- _Short task_
Make an exact copy of the records, with the pictures left out.

[Chart and figure data]

########################################

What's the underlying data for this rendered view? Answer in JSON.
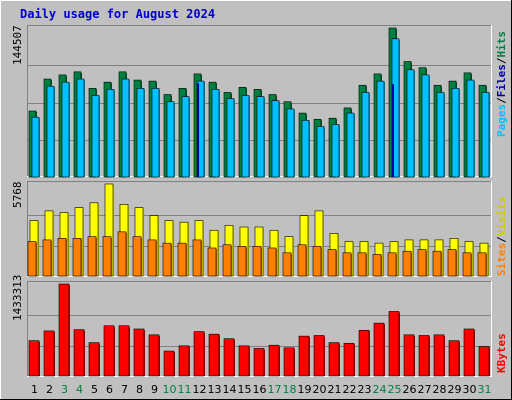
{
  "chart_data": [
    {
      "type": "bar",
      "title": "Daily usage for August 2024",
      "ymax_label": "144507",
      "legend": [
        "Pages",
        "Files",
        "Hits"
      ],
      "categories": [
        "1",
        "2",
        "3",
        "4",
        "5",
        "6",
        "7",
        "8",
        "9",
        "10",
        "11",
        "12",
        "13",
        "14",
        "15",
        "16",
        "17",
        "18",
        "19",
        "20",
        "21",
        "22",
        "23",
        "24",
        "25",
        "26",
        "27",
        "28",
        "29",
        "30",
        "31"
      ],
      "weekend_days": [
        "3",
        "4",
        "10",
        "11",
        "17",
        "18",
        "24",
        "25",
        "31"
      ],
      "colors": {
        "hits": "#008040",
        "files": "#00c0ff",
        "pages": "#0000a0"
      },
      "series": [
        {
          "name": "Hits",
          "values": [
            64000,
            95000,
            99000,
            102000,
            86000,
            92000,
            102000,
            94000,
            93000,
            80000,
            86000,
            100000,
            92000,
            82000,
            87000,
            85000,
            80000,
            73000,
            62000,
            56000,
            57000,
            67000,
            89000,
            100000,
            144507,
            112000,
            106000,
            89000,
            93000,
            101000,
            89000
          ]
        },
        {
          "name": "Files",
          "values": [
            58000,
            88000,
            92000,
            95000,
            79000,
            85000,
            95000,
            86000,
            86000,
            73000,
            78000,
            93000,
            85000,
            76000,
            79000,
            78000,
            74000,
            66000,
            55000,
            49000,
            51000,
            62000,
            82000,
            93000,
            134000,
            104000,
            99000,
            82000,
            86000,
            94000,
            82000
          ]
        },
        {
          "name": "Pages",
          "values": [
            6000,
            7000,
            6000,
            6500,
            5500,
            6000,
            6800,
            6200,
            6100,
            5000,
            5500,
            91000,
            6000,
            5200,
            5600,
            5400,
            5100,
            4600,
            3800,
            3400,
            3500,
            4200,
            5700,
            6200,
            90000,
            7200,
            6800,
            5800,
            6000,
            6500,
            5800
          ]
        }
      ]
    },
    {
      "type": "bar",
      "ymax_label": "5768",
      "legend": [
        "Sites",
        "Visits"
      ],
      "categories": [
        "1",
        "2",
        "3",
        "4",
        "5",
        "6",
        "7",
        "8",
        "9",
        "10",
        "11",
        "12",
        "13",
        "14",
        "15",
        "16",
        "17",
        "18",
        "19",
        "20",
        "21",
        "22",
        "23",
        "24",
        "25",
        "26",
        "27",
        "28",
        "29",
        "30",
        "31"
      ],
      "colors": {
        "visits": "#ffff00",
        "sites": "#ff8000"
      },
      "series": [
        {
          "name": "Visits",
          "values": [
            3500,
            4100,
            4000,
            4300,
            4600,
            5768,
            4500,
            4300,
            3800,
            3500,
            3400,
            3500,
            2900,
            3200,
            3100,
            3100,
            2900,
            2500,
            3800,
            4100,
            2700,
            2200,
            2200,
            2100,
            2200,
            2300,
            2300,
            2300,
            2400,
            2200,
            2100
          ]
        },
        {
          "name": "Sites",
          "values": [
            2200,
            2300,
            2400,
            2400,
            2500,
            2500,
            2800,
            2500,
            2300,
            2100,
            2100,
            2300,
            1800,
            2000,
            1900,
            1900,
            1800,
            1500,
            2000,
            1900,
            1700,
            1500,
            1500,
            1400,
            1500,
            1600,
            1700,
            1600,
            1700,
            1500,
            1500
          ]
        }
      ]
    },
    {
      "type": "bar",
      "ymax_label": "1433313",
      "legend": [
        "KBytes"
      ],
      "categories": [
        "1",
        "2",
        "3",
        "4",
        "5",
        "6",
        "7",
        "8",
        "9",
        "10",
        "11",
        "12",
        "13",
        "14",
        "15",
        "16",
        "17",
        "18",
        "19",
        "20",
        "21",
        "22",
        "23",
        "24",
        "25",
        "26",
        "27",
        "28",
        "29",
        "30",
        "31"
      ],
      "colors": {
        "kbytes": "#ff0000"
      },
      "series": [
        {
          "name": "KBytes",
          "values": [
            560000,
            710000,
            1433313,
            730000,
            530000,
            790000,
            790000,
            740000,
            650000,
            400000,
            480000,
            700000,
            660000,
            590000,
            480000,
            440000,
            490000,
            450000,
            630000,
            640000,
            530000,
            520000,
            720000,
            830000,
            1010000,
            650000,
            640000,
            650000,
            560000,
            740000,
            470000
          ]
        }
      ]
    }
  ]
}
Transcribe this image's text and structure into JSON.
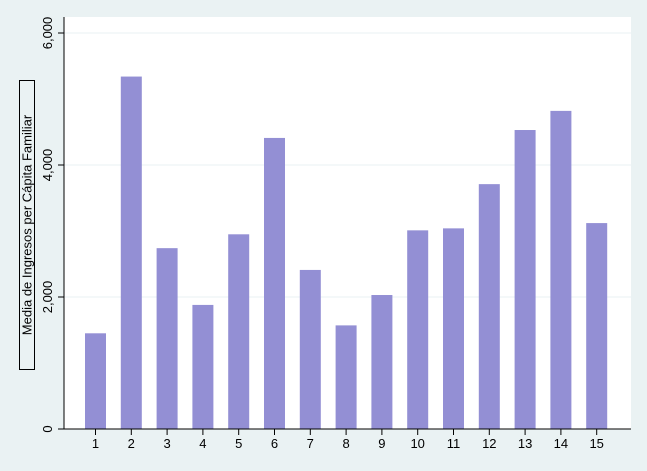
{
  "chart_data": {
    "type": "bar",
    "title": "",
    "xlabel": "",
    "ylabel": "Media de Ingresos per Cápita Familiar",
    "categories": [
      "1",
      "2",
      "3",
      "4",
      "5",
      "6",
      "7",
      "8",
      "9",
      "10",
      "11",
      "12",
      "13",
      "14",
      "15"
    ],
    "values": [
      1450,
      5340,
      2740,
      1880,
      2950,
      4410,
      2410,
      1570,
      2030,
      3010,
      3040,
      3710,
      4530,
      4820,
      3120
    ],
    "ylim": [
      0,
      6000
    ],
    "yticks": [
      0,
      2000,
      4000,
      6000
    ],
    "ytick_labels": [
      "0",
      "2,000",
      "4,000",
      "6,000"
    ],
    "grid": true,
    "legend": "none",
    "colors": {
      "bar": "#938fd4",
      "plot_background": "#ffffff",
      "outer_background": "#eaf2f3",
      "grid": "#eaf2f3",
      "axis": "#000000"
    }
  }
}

########################################

- _Response to the exercise_
What's the underlying data for this rendered view? Answer in JSON.
{
  "chart_data": [
    {
      "type": "bar",
      "title": "Daily usage for August 2024",
      "ymax_label": "144507",
      "legend": [
        "Pages",
        "Files",
        "Hits"
      ],
      "categories": [
        "1",
        "2",
        "3",
        "4",
        "5",
        "6",
        "7",
        "8",
        "9",
        "10",
        "11",
        "12",
        "13",
        "14",
        "15",
        "16",
        "17",
        "18",
        "19",
        "20",
        "21",
        "22",
        "23",
        "24",
        "25",
        "26",
        "27",
        "28",
        "29",
        "30",
        "31"
      ],
      "weekend_days": [
        "3",
        "4",
        "10",
        "11",
        "17",
        "18",
        "24",
        "25",
        "31"
      ],
      "colors": {
        "hits": "#008040",
        "files": "#00c0ff",
        "pages": "#0000a0"
      },
      "series": [
        {
          "name": "Hits",
          "values": [
            64000,
            95000,
            99000,
            102000,
            86000,
            92000,
            102000,
            94000,
            93000,
            80000,
            86000,
            100000,
            92000,
            82000,
            87000,
            85000,
            80000,
            73000,
            62000,
            56000,
            57000,
            67000,
            89000,
            100000,
            144507,
            112000,
            106000,
            89000,
            93000,
            101000,
            89000
          ]
        },
        {
          "name": "Files",
          "values": [
            58000,
            88000,
            92000,
            95000,
            79000,
            85000,
            95000,
            86000,
            86000,
            73000,
            78000,
            93000,
            85000,
            76000,
            79000,
            78000,
            74000,
            66000,
            55000,
            49000,
            51000,
            62000,
            82000,
            93000,
            134000,
            104000,
            99000,
            82000,
            86000,
            94000,
            82000
          ]
        },
        {
          "name": "Pages",
          "values": [
            6000,
            7000,
            6000,
            6500,
            5500,
            6000,
            6800,
            6200,
            6100,
            5000,
            5500,
            91000,
            6000,
            5200,
            5600,
            5400,
            5100,
            4600,
            3800,
            3400,
            3500,
            4200,
            5700,
            6200,
            90000,
            7200,
            6800,
            5800,
            6000,
            6500,
            5800
          ]
        }
      ]
    },
    {
      "type": "bar",
      "ymax_label": "5768",
      "legend": [
        "Sites",
        "Visits"
      ],
      "categories": [
        "1",
        "2",
        "3",
        "4",
        "5",
        "6",
        "7",
        "8",
        "9",
        "10",
        "11",
        "12",
        "13",
        "14",
        "15",
        "16",
        "17",
        "18",
        "19",
        "20",
        "21",
        "22",
        "23",
        "24",
        "25",
        "26",
        "27",
        "28",
        "29",
        "30",
        "31"
      ],
      "colors": {
        "visits": "#ffff00",
        "sites": "#ff8000"
      },
      "series": [
        {
          "name": "Visits",
          "values": [
            3500,
            4100,
            4000,
            4300,
            4600,
            5768,
            4500,
            4300,
            3800,
            3500,
            3400,
            3500,
            2900,
            3200,
            3100,
            3100,
            2900,
            2500,
            3800,
            4100,
            2700,
            2200,
            2200,
            2100,
            2200,
            2300,
            2300,
            2300,
            2400,
            2200,
            2100
          ]
        },
        {
          "name": "Sites",
          "values": [
            2200,
            2300,
            2400,
            2400,
            2500,
            2500,
            2800,
            2500,
            2300,
            2100,
            2100,
            2300,
            1800,
            2000,
            1900,
            1900,
            1800,
            1500,
            2000,
            1900,
            1700,
            1500,
            1500,
            1400,
            1500,
            1600,
            1700,
            1600,
            1700,
            1500,
            1500
          ]
        }
      ]
    },
    {
      "type": "bar",
      "ymax_label": "1433313",
      "legend": [
        "KBytes"
      ],
      "categories": [
        "1",
        "2",
        "3",
        "4",
        "5",
        "6",
        "7",
        "8",
        "9",
        "10",
        "11",
        "12",
        "13",
        "14",
        "15",
        "16",
        "17",
        "18",
        "19",
        "20",
        "21",
        "22",
        "23",
        "24",
        "25",
        "26",
        "27",
        "28",
        "29",
        "30",
        "31"
      ],
      "colors": {
        "kbytes": "#ff0000"
      },
      "series": [
        {
          "name": "KBytes",
          "values": [
            560000,
            710000,
            1433313,
            730000,
            530000,
            790000,
            790000,
            740000,
            650000,
            400000,
            480000,
            700000,
            660000,
            590000,
            480000,
            440000,
            490000,
            450000,
            630000,
            640000,
            530000,
            520000,
            720000,
            830000,
            1010000,
            650000,
            640000,
            650000,
            560000,
            740000,
            470000
          ]
        }
      ]
    }
  ]
}
Transcribe this image's text and structure into JSON.
{
  "chart_data": {
    "type": "bar",
    "title": "",
    "xlabel": "",
    "ylabel": "Media de Ingresos per Cápita Familiar",
    "categories": [
      "1",
      "2",
      "3",
      "4",
      "5",
      "6",
      "7",
      "8",
      "9",
      "10",
      "11",
      "12",
      "13",
      "14",
      "15"
    ],
    "values": [
      1450,
      5340,
      2740,
      1880,
      2950,
      4410,
      2410,
      1570,
      2030,
      3010,
      3040,
      3710,
      4530,
      4820,
      3120
    ],
    "ylim": [
      0,
      6000
    ],
    "yticks": [
      0,
      2000,
      4000,
      6000
    ],
    "ytick_labels": [
      "0",
      "2,000",
      "4,000",
      "6,000"
    ],
    "grid": true,
    "legend": "none",
    "colors": {
      "bar": "#938fd4",
      "plot_background": "#ffffff",
      "outer_background": "#eaf2f3",
      "grid": "#eaf2f3",
      "axis": "#000000"
    }
  }
}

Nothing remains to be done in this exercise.